■ Brief:
Produce an exact copy of all the records.

* Begin *

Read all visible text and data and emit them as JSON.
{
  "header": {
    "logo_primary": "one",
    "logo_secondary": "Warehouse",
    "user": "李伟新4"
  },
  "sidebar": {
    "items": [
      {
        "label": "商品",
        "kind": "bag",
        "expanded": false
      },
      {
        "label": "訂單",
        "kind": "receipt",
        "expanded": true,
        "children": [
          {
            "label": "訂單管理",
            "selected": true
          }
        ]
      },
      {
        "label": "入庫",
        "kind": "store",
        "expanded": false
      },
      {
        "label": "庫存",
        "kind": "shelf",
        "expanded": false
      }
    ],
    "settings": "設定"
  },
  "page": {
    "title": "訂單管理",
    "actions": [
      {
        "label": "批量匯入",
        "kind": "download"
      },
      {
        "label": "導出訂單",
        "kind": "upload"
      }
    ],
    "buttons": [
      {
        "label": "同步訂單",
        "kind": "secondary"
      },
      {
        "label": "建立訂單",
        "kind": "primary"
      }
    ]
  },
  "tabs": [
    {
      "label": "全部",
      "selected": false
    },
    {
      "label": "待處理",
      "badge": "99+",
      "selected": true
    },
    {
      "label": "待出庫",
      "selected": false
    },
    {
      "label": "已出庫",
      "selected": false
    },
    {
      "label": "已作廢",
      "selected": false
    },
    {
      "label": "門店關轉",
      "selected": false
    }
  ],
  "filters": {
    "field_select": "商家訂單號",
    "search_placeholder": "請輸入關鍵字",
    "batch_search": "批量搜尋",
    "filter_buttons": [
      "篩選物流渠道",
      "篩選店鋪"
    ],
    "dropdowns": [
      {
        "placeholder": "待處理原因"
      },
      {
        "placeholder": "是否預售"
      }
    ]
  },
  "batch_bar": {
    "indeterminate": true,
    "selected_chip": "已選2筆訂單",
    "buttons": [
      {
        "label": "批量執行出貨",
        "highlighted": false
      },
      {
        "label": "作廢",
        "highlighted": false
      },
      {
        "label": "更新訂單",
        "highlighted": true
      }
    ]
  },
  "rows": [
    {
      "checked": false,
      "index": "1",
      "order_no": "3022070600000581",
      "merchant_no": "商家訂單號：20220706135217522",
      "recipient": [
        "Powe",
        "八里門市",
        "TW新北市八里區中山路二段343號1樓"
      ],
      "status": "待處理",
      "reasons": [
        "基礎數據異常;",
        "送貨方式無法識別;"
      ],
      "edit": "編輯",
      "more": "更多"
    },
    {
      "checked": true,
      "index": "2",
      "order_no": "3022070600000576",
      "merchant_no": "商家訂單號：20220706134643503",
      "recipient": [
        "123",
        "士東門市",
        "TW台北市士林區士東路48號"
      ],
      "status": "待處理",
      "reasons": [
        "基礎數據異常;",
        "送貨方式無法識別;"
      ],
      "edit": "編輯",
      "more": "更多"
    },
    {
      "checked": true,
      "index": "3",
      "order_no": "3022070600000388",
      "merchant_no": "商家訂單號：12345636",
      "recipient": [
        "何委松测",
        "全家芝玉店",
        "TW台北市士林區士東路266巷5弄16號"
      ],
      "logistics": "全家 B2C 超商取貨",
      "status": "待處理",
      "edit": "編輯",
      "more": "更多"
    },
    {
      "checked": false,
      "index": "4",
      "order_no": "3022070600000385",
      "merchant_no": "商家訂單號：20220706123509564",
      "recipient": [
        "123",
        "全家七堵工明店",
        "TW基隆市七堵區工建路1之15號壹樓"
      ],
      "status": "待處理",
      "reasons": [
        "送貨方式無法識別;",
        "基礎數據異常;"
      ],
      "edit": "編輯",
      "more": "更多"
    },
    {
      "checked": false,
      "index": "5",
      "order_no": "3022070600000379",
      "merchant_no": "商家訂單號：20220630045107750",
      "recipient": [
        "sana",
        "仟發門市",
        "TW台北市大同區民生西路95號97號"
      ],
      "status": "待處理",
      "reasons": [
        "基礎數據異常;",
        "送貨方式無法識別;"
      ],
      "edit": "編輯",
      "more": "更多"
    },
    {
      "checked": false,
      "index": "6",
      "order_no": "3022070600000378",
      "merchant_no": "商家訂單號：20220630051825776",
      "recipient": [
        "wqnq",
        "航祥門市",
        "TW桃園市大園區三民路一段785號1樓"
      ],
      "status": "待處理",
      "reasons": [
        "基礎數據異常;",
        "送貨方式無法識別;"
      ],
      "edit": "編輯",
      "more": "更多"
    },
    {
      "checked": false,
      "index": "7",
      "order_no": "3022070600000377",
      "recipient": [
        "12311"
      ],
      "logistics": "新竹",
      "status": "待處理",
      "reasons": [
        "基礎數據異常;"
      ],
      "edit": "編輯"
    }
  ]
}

* End *

■ Full answer:
Read all visible text and data and emit them as JSON.
{
  "header": {
    "logo_primary": "one",
    "logo_secondary": "Warehouse",
    "user": "李伟新4"
  },
  "sidebar": {
    "items": [
      {
        "label": "商品",
        "kind": "bag",
        "expanded": false
      },
      {
        "label": "訂單",
        "kind": "receipt",
        "expanded": true,
        "children": [
          {
            "label": "訂單管理",
            "selected": true
          }
        ]
      },
      {
        "label": "入庫",
        "kind": "store",
        "expanded": false
      },
      {
        "label": "庫存",
        "kind": "shelf",
        "expanded": false
      }
    ],
    "settings": "設定"
  },
  "page": {
    "title": "訂單管理",
    "actions": [
      {
        "label": "批量匯入",
        "kind": "download"
      },
      {
        "label": "導出訂單",
        "kind": "upload"
      }
    ],
    "buttons": [
      {
        "label": "同步訂單",
        "kind": "secondary"
      },
      {
        "label": "建立訂單",
        "kind": "primary"
      }
    ]
  },
  "tabs": [
    {
      "label": "全部",
      "selected": false
    },
    {
      "label": "待處理",
      "badge": "99+",
      "selected": true
    },
    {
      "label": "待出庫",
      "selected": false
    },
    {
      "label": "已出庫",
      "selected": false
    },
    {
      "label": "已作廢",
      "selected": false
    },
    {
      "label": "門店關轉",
      "selected": false
    }
  ],
  "filters": {
    "field_select": "商家訂單號",
    "search_placeholder": "請輸入關鍵字",
    "batch_search": "批量搜尋",
    "filter_buttons": [
      "篩選物流渠道",
      "篩選店鋪"
    ],
    "dropdowns": [
      {
        "placeholder": "待處理原因"
      },
      {
        "placeholder": "是否預售"
      }
    ]
  },
  "batch_bar": {
    "indeterminate": true,
    "selected_chip": "已選2筆訂單",
    "buttons": [
      {
        "label": "批量執行出貨",
        "highlighted": false
      },
      {
        "label": "作廢",
        "highlighted": false
      },
      {
        "label": "更新訂單",
        "highlighted": true
      }
    ]
  },
  "rows": [
    {
      "checked": false,
      "index": "1",
      "order_no": "3022070600000581",
      "merchant_no": "商家訂單號：20220706135217522",
      "recipient": [
        "Powe",
        "八里門市",
        "TW新北市八里區中山路二段343號1樓"
      ],
      "status": "待處理",
      "reasons": [
        "基礎數據異常;",
        "送貨方式無法識別;"
      ],
      "edit": "編輯",
      "more": "更多"
    },
    {
      "checked": true,
      "index": "2",
      "order_no": "3022070600000576",
      "merchant_no": "商家訂單號：20220706134643503",
      "recipient": [
        "123",
        "士東門市",
        "TW台北市士林區士東路48號"
      ],
      "status": "待處理",
      "reasons": [
        "基礎數據異常;",
        "送貨方式無法識別;"
      ],
      "edit": "編輯",
      "more": "更多"
    },
    {
      "checked": true,
      "index": "3",
      "order_no": "3022070600000388",
      "merchant_no": "商家訂單號：12345636",
      "recipient": [
        "何委松测",
        "全家芝玉店",
        "TW台北市士林區士東路266巷5弄16號"
      ],
      "logistics": "全家 B2C 超商取貨",
      "status": "待處理",
      "edit": "編輯",
      "more": "更多"
    },
    {
      "checked": false,
      "index": "4",
      "order_no": "3022070600000385",
      "merchant_no": "商家訂單號：20220706123509564",
      "recipient": [
        "123",
        "全家七堵工明店",
        "TW基隆市七堵區工建路1之15號壹樓"
      ],
      "status": "待處理",
      "reasons": [
        "送貨方式無法識別;",
        "基礎數據異常;"
      ],
      "edit": "編輯",
      "more": "更多"
    },
    {
      "checked": false,
      "index": "5",
      "order_no": "3022070600000379",
      "merchant_no": "商家訂單號：20220630045107750",
      "recipient": [
        "sana",
        "仟發門市",
        "TW台北市大同區民生西路95號97號"
      ],
      "status": "待處理",
      "reasons": [
        "基礎數據異常;",
        "送貨方式無法識別;"
      ],
      "edit": "編輯",
      "more": "更多"
    },
    {
      "checked": false,
      "index": "6",
      "order_no": "3022070600000378",
      "merchant_no": "商家訂單號：20220630051825776",
      "recipient": [
        "wqnq",
        "航祥門市",
        "TW桃園市大園區三民路一段785號1樓"
      ],
      "status": "待處理",
      "reasons": [
        "基礎數據異常;",
        "送貨方式無法識別;"
      ],
      "edit": "編輯",
      "more": "更多"
    },
    {
      "checked": false,
      "index": "7",
      "order_no": "3022070600000377",
      "recipient": [
        "12311"
      ],
      "logistics": "新竹",
      "status": "待處理",
      "reasons": [
        "基礎數據異常;"
      ],
      "edit": "編輯"
    }
  ]
}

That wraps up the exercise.